----- Records for the task
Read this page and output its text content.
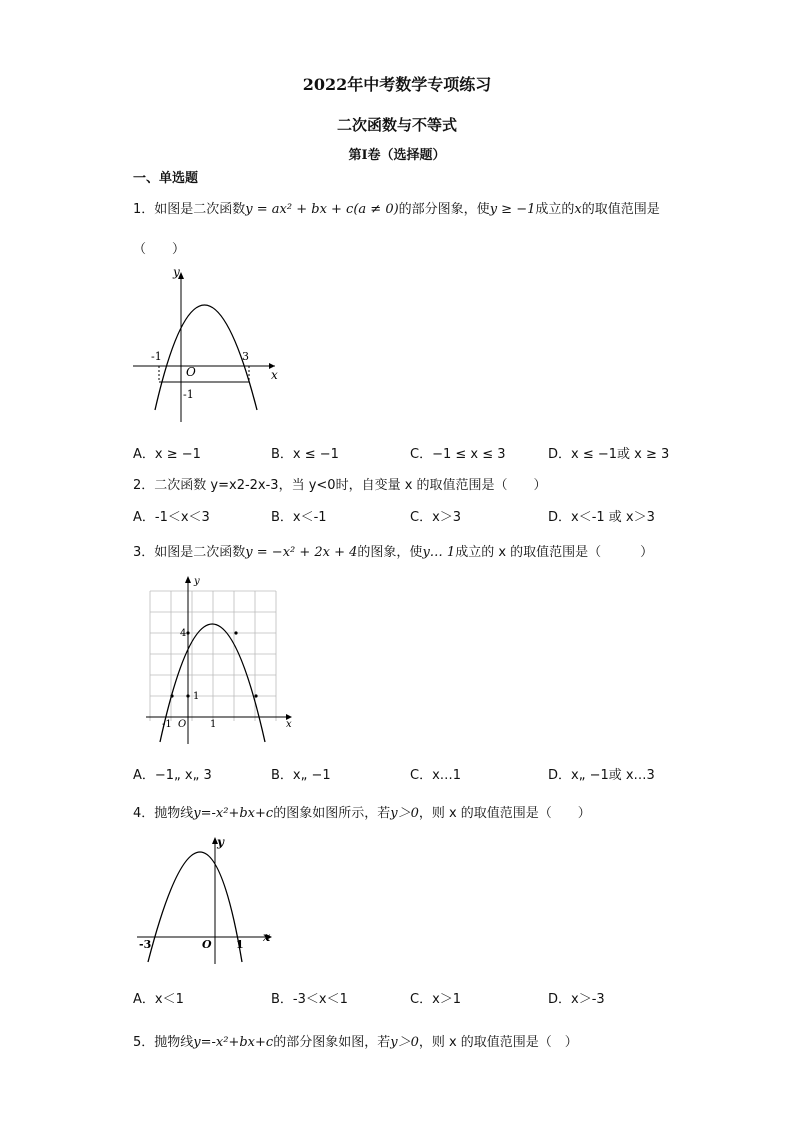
2022年中考数学专项练习
二次函数与不等式
第Ⅰ卷（选择题）
一、单选题
1．如图是二次函数y = ax² + bx + c(a ≠ 0)的部分图象，使y ≥ −1成立的x的取值范围是
（　　）
y
x
O
-1	3
-1
A．x ≥ −1	B．x ≤ −1	C．−1 ≤ x ≤ 3	D．x ≤ −1或 x ≥ 3
2．二次函数 y=x2-2x-3，当 y<0时，自变量 x 的取值范围是（　　）
A．-1＜x＜3	B．x＜-1	C．x＞3	D．x＜-1 或 x＞3
3．如图是二次函数y = −x² + 2x + 4的图象，使y… 1成立的 x 的取值范围是（　　　）
y
x
O
4
1
-1	1
A．−1„ x„ 3	B．x„ −1	C．x…1	D．x„ −1或 x…3
4．抛物线y=-x²+bx+c的图象如图所示，若y＞0，则 x 的取值范围是（　　）
y
x
O
-3	1
A．x＜1	B．-3＜x＜1	C．x＞1	D．x＞-3
5．抛物线y=-x²+bx+c的部分图象如图，若y＞0，则 x 的取值范围是（　）
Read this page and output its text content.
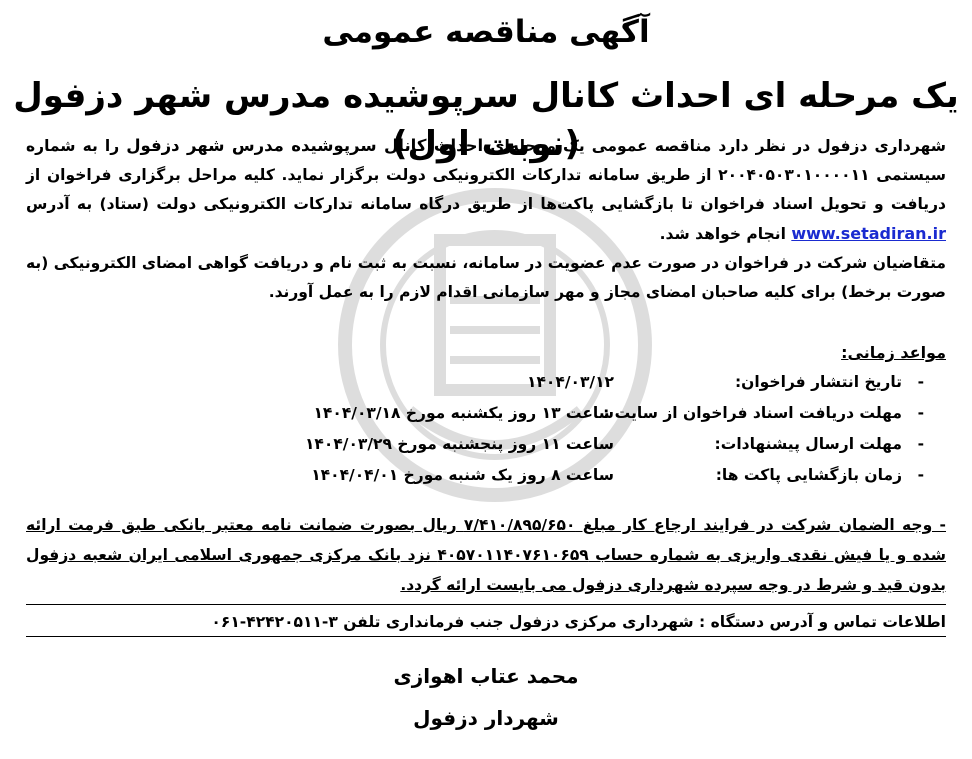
آگهی مناقصه عمومی
یک مرحله ای احداث کانال سرپوشیده مدرس شهر دزفول (نوبت اول)

شهرداری دزفول در نظر دارد مناقصه عمومی یک مرحله‌ای احداث کانال سرپوشیده مدرس شهر دزفول را به شماره سیستمی ۲۰۰۴۰۵۰۳۰۱۰۰۰۰۱۱ از طریق سامانه تدارکات الکترونیکی دولت برگزار نماید. کلیه مراحل برگزاری فراخوان از دریافت و تحویل اسناد فراخوان تا بازگشایی پاکت‌ها از طریق درگاه سامانه تدارکات الکترونیکی دولت (ستاد) به آدرس www.setadiran.ir انجام خواهد شد.

متقاضیان شرکت در فراخوان در صورت عدم عضویت در سامانه، نسبت به ثبت نام و دریافت گواهی امضای الکترونیکی (به صورت برخط) برای کلیه صاحبان امضای مجاز و مهر سازمانی اقدام لازم را به عمل آورند.

مواعد زمانی:
-
تاریخ انتشار فراخوان:
۱۴۰۴/۰۳/۱۲
-
مهلت دریافت اسناد فراخوان از سایت :
ساعت ۱۳ روز یکشنبه مورخ ۱۴۰۴/۰۳/۱۸
-
مهلت ارسال پیشنهادات:
ساعت ۱۱ روز پنجشنبه مورخ ۱۴۰۴/۰۳/۲۹
-
زمان بازگشایی پاکت ها:
ساعت ۸ روز یک شنبه مورخ ۱۴۰۴/۰۴/۰۱
- وجه الضمان شرکت در فرایند ارجاع کار مبلغ ۷/۴۱۰/۸۹۵/۶۵۰ ریال بصورت ضمانت نامه معتبر بانکی طبق فرمت ارائه شده و یا فیش نقدی واریزی به شماره حساب ۴۰۵۷۰۱۱۴۰۷۶۱۰۶۵۹ نزد بانک مرکزی جمهوری اسلامی ایران شعبه دزفول بدون قید و شرط در وجه سپرده شهرداری دزفول می بایست ارائه گردد.
اطلاعات تماس و آدرس دستگاه : شهرداری مرکزی دزفول جنب فرمانداری تلفن ۳-۴۲۴۲۰۵۱۱-۰۶۱
محمد عتاب اهوازی
شهردار دزفول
----------
[What is asked]
Check each line of the data above for the word "شهرداری" and say how many lines have it. Give the number alone.

[The answer]
3